Data items:
—————
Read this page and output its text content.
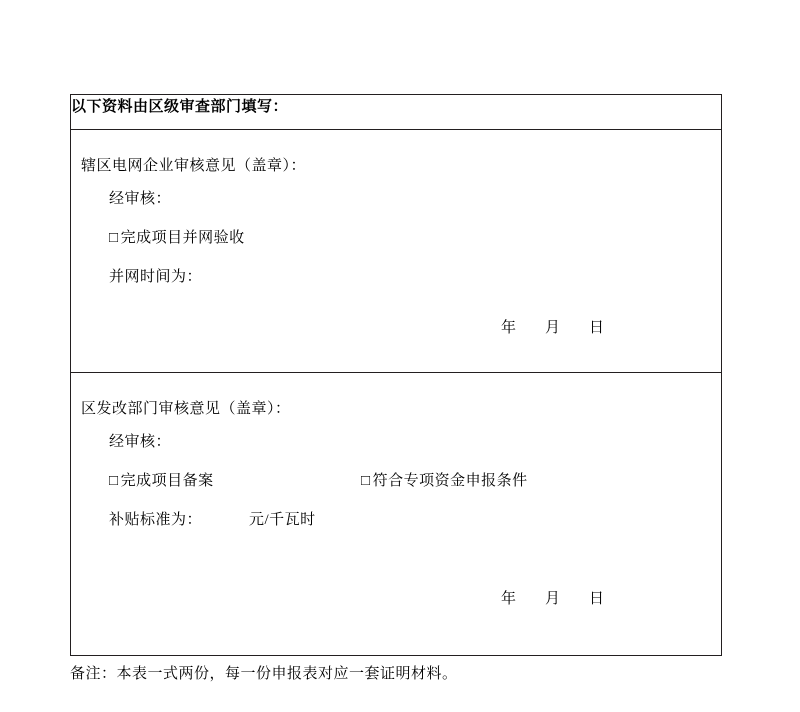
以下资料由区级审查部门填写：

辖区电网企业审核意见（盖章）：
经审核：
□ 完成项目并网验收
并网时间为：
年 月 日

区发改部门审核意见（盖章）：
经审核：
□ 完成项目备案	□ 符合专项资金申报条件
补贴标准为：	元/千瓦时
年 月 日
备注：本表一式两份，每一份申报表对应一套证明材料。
—————
EXERCISE AIM: Nothing but the pictures may be dropped; output the records above exactly.

RESPONSE TO THE TASK:
Read this page and output its text content.
以下资料由区级审查部门填写：

辖区电网企业审核意见（盖章）：
经审核：
□ 完成项目并网验收
并网时间为：
年 月 日

区发改部门审核意见（盖章）：
经审核：
□ 完成项目备案	□ 符合专项资金申报条件
补贴标准为：	元/千瓦时
年 月 日
备注：本表一式两份，每一份申报表对应一套证明材料。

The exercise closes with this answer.